» GIVEN TASK: Write the data below out exactly as it stands. Do not include the pictures.

» MATERIAL PROVIDED:
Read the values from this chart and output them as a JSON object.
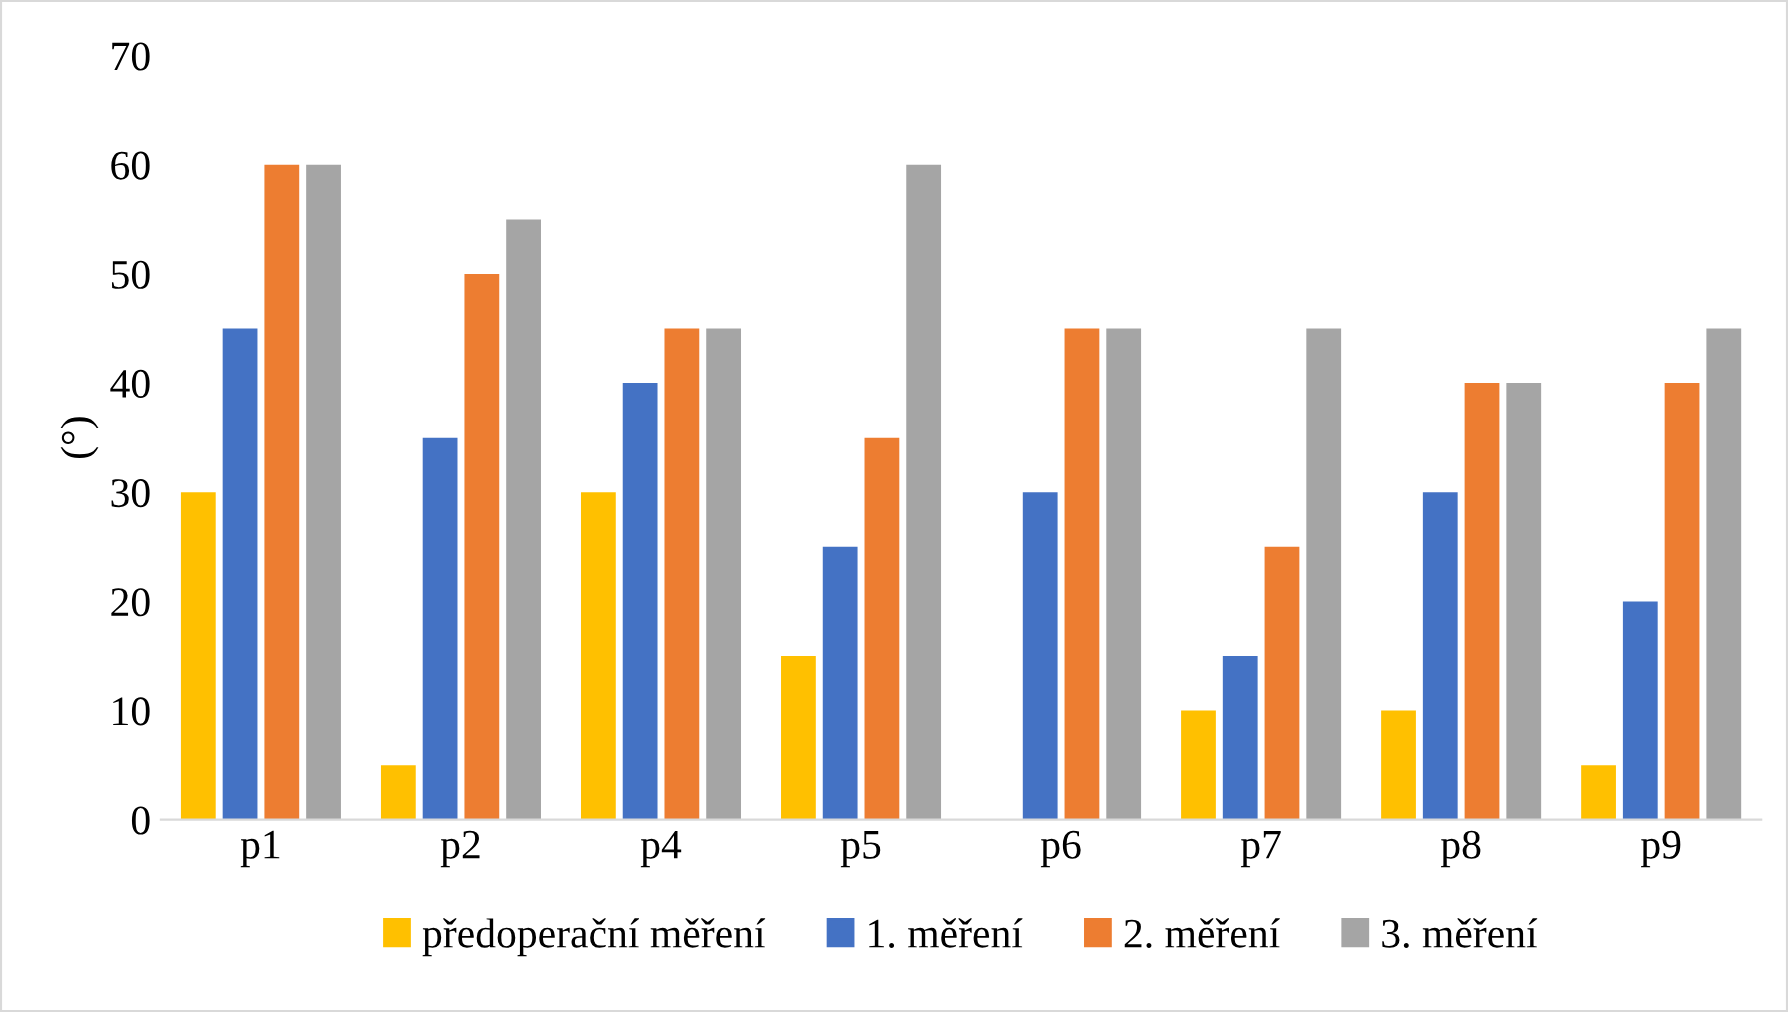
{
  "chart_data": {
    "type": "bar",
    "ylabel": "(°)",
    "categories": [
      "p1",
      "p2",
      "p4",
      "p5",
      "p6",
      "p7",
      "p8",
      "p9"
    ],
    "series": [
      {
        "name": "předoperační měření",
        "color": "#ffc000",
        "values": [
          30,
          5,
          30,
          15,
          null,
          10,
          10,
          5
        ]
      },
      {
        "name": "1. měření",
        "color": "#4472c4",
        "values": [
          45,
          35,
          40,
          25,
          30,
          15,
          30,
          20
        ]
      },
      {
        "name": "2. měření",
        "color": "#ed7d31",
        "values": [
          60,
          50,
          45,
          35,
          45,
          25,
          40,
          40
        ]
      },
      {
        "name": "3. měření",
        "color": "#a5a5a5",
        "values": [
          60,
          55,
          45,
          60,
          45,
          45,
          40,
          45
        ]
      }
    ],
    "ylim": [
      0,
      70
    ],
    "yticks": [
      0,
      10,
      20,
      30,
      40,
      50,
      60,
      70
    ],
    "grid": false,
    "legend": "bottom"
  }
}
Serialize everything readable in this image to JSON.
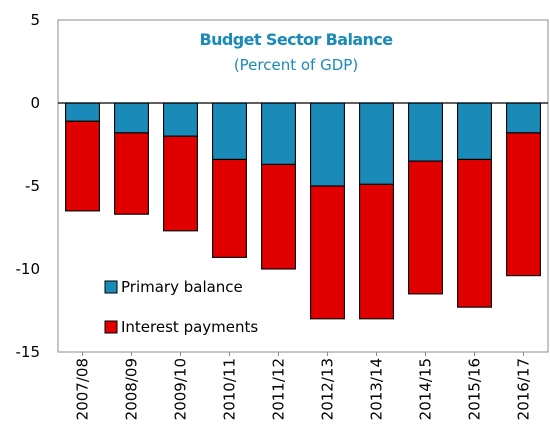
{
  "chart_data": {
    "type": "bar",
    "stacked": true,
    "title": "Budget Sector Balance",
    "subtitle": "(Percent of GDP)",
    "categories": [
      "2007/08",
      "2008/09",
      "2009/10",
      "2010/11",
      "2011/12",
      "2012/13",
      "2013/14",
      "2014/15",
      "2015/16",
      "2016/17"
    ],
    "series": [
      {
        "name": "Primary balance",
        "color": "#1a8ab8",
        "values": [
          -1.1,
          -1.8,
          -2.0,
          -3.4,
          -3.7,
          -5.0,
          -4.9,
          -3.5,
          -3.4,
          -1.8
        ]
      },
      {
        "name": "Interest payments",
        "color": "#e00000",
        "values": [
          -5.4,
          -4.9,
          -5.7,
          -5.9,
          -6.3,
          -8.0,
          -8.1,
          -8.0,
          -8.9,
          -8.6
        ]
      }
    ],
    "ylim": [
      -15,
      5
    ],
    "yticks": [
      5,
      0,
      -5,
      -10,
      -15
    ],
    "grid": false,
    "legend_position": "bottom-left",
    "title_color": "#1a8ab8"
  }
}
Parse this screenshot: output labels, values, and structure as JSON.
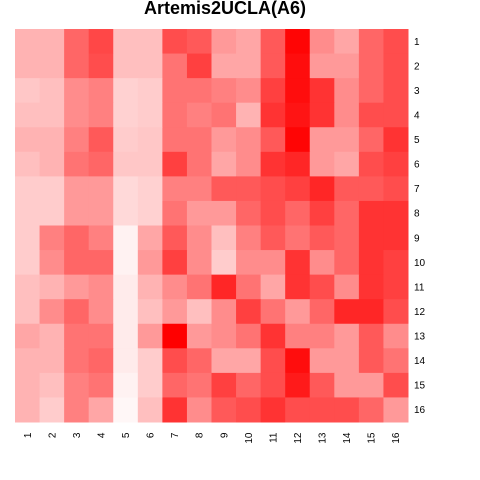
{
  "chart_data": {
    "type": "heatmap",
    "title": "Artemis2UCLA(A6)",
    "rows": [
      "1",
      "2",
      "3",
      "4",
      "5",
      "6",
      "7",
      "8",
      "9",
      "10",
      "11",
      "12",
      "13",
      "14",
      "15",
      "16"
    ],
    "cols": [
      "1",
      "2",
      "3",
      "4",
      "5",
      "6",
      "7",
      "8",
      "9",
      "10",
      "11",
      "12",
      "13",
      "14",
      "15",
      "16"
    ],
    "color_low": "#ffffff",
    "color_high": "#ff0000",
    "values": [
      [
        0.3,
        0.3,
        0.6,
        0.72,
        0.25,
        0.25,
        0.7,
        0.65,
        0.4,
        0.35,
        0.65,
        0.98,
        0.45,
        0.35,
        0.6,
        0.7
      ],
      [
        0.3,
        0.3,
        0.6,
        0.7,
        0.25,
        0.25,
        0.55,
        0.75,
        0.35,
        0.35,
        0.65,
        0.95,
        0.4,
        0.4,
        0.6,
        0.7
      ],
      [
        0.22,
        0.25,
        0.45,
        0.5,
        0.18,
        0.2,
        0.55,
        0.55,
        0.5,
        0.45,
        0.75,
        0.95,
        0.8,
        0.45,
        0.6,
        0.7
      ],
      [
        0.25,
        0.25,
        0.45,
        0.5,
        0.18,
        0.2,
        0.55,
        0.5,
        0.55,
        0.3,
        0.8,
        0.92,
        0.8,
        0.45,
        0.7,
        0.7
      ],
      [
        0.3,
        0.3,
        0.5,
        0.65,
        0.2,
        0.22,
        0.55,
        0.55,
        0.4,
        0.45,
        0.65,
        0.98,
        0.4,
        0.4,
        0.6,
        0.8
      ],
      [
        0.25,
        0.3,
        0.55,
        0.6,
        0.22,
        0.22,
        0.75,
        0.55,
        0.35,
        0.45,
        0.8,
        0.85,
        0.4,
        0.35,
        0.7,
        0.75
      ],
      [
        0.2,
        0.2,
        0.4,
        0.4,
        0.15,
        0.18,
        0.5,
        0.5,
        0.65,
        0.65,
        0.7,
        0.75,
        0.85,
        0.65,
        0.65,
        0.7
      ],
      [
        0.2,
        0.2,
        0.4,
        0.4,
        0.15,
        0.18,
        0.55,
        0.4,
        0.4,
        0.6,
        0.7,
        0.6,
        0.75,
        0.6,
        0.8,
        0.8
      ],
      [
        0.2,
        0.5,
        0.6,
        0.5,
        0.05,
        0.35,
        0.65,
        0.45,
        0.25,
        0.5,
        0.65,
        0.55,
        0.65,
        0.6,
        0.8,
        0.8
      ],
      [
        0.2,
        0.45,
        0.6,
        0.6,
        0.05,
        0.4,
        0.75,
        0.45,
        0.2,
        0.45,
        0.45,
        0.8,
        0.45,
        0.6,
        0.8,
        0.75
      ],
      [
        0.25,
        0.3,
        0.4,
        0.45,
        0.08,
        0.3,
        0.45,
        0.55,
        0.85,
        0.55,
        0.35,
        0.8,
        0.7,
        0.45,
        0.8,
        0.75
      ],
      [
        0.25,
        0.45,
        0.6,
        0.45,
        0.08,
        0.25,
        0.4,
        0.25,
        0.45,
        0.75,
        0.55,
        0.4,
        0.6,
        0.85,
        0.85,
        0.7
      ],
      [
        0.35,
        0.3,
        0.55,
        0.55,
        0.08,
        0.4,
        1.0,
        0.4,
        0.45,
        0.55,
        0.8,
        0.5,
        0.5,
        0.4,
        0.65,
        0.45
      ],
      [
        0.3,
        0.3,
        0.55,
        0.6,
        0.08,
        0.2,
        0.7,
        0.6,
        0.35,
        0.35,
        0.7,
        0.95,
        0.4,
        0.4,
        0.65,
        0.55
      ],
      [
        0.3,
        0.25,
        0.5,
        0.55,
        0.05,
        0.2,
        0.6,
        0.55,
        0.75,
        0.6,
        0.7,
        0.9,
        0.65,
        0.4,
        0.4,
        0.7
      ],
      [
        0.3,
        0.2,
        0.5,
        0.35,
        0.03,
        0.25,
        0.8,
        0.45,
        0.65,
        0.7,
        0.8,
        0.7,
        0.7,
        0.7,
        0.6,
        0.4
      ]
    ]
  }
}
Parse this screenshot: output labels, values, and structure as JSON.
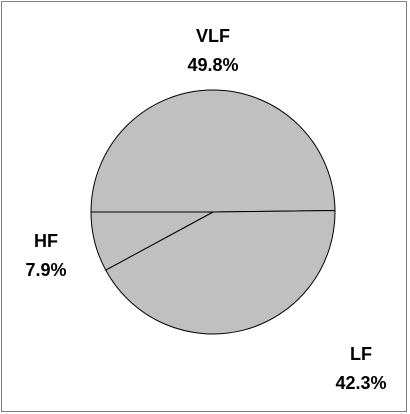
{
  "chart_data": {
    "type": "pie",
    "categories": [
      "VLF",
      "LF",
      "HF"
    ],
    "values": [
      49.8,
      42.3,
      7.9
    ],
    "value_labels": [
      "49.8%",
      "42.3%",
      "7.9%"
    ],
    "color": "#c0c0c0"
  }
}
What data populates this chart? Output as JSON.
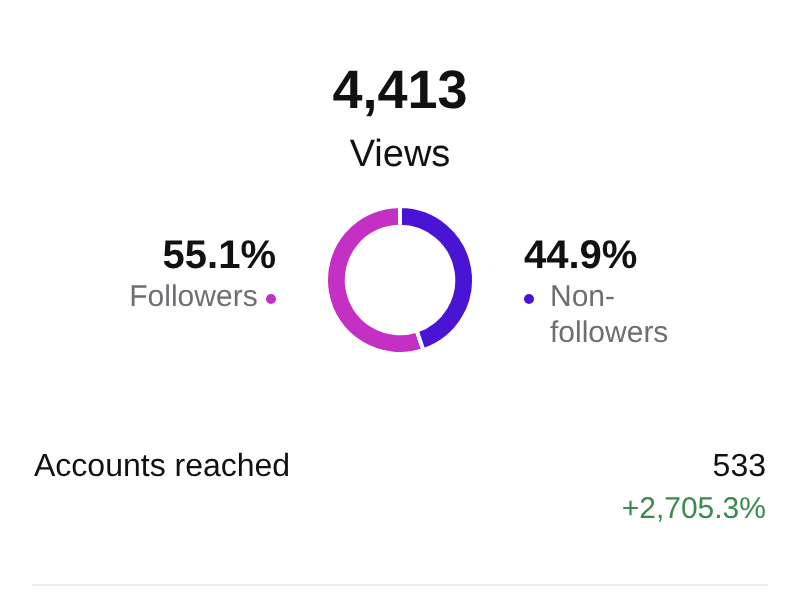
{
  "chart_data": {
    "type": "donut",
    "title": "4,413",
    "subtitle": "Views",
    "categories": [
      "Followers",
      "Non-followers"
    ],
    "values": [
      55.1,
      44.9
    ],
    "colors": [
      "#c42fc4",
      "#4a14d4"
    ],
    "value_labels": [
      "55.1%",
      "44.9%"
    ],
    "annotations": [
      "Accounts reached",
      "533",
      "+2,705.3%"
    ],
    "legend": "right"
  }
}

» EXERCISE RESPONSE:
Read the values from this chart and output them as a JSON object.
{
  "chart_data": {
    "type": "bar",
    "ylabel": "(°)",
    "categories": [
      "p1",
      "p2",
      "p4",
      "p5",
      "p6",
      "p7",
      "p8",
      "p9"
    ],
    "series": [
      {
        "name": "předoperační měření",
        "color": "#ffc000",
        "values": [
          30,
          5,
          30,
          15,
          null,
          10,
          10,
          5
        ]
      },
      {
        "name": "1. měření",
        "color": "#4472c4",
        "values": [
          45,
          35,
          40,
          25,
          30,
          15,
          30,
          20
        ]
      },
      {
        "name": "2. měření",
        "color": "#ed7d31",
        "values": [
          60,
          50,
          45,
          35,
          45,
          25,
          40,
          40
        ]
      },
      {
        "name": "3. měření",
        "color": "#a5a5a5",
        "values": [
          60,
          55,
          45,
          60,
          45,
          45,
          40,
          45
        ]
      }
    ],
    "ylim": [
      0,
      70
    ],
    "yticks": [
      0,
      10,
      20,
      30,
      40,
      50,
      60,
      70
    ],
    "grid": false,
    "legend": "bottom"
  }
}
Serialize everything readable in this image to JSON.
{
  "chart_data": {
    "type": "bar",
    "stacked": true,
    "title": "Budget Sector Balance",
    "subtitle": "(Percent of GDP)",
    "categories": [
      "2007/08",
      "2008/09",
      "2009/10",
      "2010/11",
      "2011/12",
      "2012/13",
      "2013/14",
      "2014/15",
      "2015/16",
      "2016/17"
    ],
    "series": [
      {
        "name": "Primary balance",
        "color": "#1a8ab8",
        "values": [
          -1.1,
          -1.8,
          -2.0,
          -3.4,
          -3.7,
          -5.0,
          -4.9,
          -3.5,
          -3.4,
          -1.8
        ]
      },
      {
        "name": "Interest payments",
        "color": "#e00000",
        "values": [
          -5.4,
          -4.9,
          -5.7,
          -5.9,
          -6.3,
          -8.0,
          -8.1,
          -8.0,
          -8.9,
          -8.6
        ]
      }
    ],
    "ylim": [
      -15,
      5
    ],
    "yticks": [
      5,
      0,
      -5,
      -10,
      -15
    ],
    "grid": false,
    "legend_position": "bottom-left",
    "title_color": "#1a8ab8"
  }
}
Parse this screenshot: output labels, values, and structure as JSON.
{
  "chart_data": {
    "type": "heatmap",
    "title": "Artemis2UCLA(A6)",
    "rows": [
      "1",
      "2",
      "3",
      "4",
      "5",
      "6",
      "7",
      "8",
      "9",
      "10",
      "11",
      "12",
      "13",
      "14",
      "15",
      "16"
    ],
    "cols": [
      "1",
      "2",
      "3",
      "4",
      "5",
      "6",
      "7",
      "8",
      "9",
      "10",
      "11",
      "12",
      "13",
      "14",
      "15",
      "16"
    ],
    "color_low": "#ffffff",
    "color_high": "#ff0000",
    "values": [
      [
        0.3,
        0.3,
        0.6,
        0.72,
        0.25,
        0.25,
        0.7,
        0.65,
        0.4,
        0.35,
        0.65,
        0.98,
        0.45,
        0.35,
        0.6,
        0.7
      ],
      [
        0.3,
        0.3,
        0.6,
        0.7,
        0.25,
        0.25,
        0.55,
        0.75,
        0.35,
        0.35,
        0.65,
        0.95,
        0.4,
        0.4,
        0.6,
        0.7
      ],
      [
        0.22,
        0.25,
        0.45,
        0.5,
        0.18,
        0.2,
        0.55,
        0.55,
        0.5,
        0.45,
        0.75,
        0.95,
        0.8,
        0.45,
        0.6,
        0.7
      ],
      [
        0.25,
        0.25,
        0.45,
        0.5,
        0.18,
        0.2,
        0.55,
        0.5,
        0.55,
        0.3,
        0.8,
        0.92,
        0.8,
        0.45,
        0.7,
        0.7
      ],
      [
        0.3,
        0.3,
        0.5,
        0.65,
        0.2,
        0.22,
        0.55,
        0.55,
        0.4,
        0.45,
        0.65,
        0.98,
        0.4,
        0.4,
        0.6,
        0.8
      ],
      [
        0.25,
        0.3,
        0.55,
        0.6,
        0.22,
        0.22,
        0.75,
        0.55,
        0.35,
        0.45,
        0.8,
        0.85,
        0.4,
        0.35,
        0.7,
        0.75
      ],
      [
        0.2,
        0.2,
        0.4,
        0.4,
        0.15,
        0.18,
        0.5,
        0.5,
        0.65,
        0.65,
        0.7,
        0.75,
        0.85,
        0.65,
        0.65,
        0.7
      ],
      [
        0.2,
        0.2,
        0.4,
        0.4,
        0.15,
        0.18,
        0.55,
        0.4,
        0.4,
        0.6,
        0.7,
        0.6,
        0.75,
        0.6,
        0.8,
        0.8
      ],
      [
        0.2,
        0.5,
        0.6,
        0.5,
        0.05,
        0.35,
        0.65,
        0.45,
        0.25,
        0.5,
        0.65,
        0.55,
        0.65,
        0.6,
        0.8,
        0.8
      ],
      [
        0.2,
        0.45,
        0.6,
        0.6,
        0.05,
        0.4,
        0.75,
        0.45,
        0.2,
        0.45,
        0.45,
        0.8,
        0.45,
        0.6,
        0.8,
        0.75
      ],
      [
        0.25,
        0.3,
        0.4,
        0.45,
        0.08,
        0.3,
        0.45,
        0.55,
        0.85,
        0.55,
        0.35,
        0.8,
        0.7,
        0.45,
        0.8,
        0.75
      ],
      [
        0.25,
        0.45,
        0.6,
        0.45,
        0.08,
        0.25,
        0.4,
        0.25,
        0.45,
        0.75,
        0.55,
        0.4,
        0.6,
        0.85,
        0.85,
        0.7
      ],
      [
        0.35,
        0.3,
        0.55,
        0.55,
        0.08,
        0.4,
        1.0,
        0.4,
        0.45,
        0.55,
        0.8,
        0.5,
        0.5,
        0.4,
        0.65,
        0.45
      ],
      [
        0.3,
        0.3,
        0.55,
        0.6,
        0.08,
        0.2,
        0.7,
        0.6,
        0.35,
        0.35,
        0.7,
        0.95,
        0.4,
        0.4,
        0.65,
        0.55
      ],
      [
        0.3,
        0.25,
        0.5,
        0.55,
        0.05,
        0.2,
        0.6,
        0.55,
        0.75,
        0.6,
        0.7,
        0.9,
        0.65,
        0.4,
        0.4,
        0.7
      ],
      [
        0.3,
        0.2,
        0.5,
        0.35,
        0.03,
        0.25,
        0.8,
        0.45,
        0.65,
        0.7,
        0.8,
        0.7,
        0.7,
        0.7,
        0.6,
        0.4
      ]
    ]
  }
}
Parse this screenshot: output labels, values, and structure as JSON.
{
  "chart_data": {
    "type": "pie",
    "categories": [
      "VLF",
      "LF",
      "HF"
    ],
    "values": [
      49.8,
      42.3,
      7.9
    ],
    "value_labels": [
      "49.8%",
      "42.3%",
      "7.9%"
    ],
    "color": "#c0c0c0"
  }
}
What data populates this chart? Output as JSON.
{
  "chart_data": {
    "type": "donut",
    "title": "4,413",
    "subtitle": "Views",
    "categories": [
      "Followers",
      "Non-followers"
    ],
    "values": [
      55.1,
      44.9
    ],
    "colors": [
      "#c42fc4",
      "#4a14d4"
    ],
    "value_labels": [
      "55.1%",
      "44.9%"
    ],
    "annotations": [
      "Accounts reached",
      "533",
      "+2,705.3%"
    ],
    "legend": "right"
  }
}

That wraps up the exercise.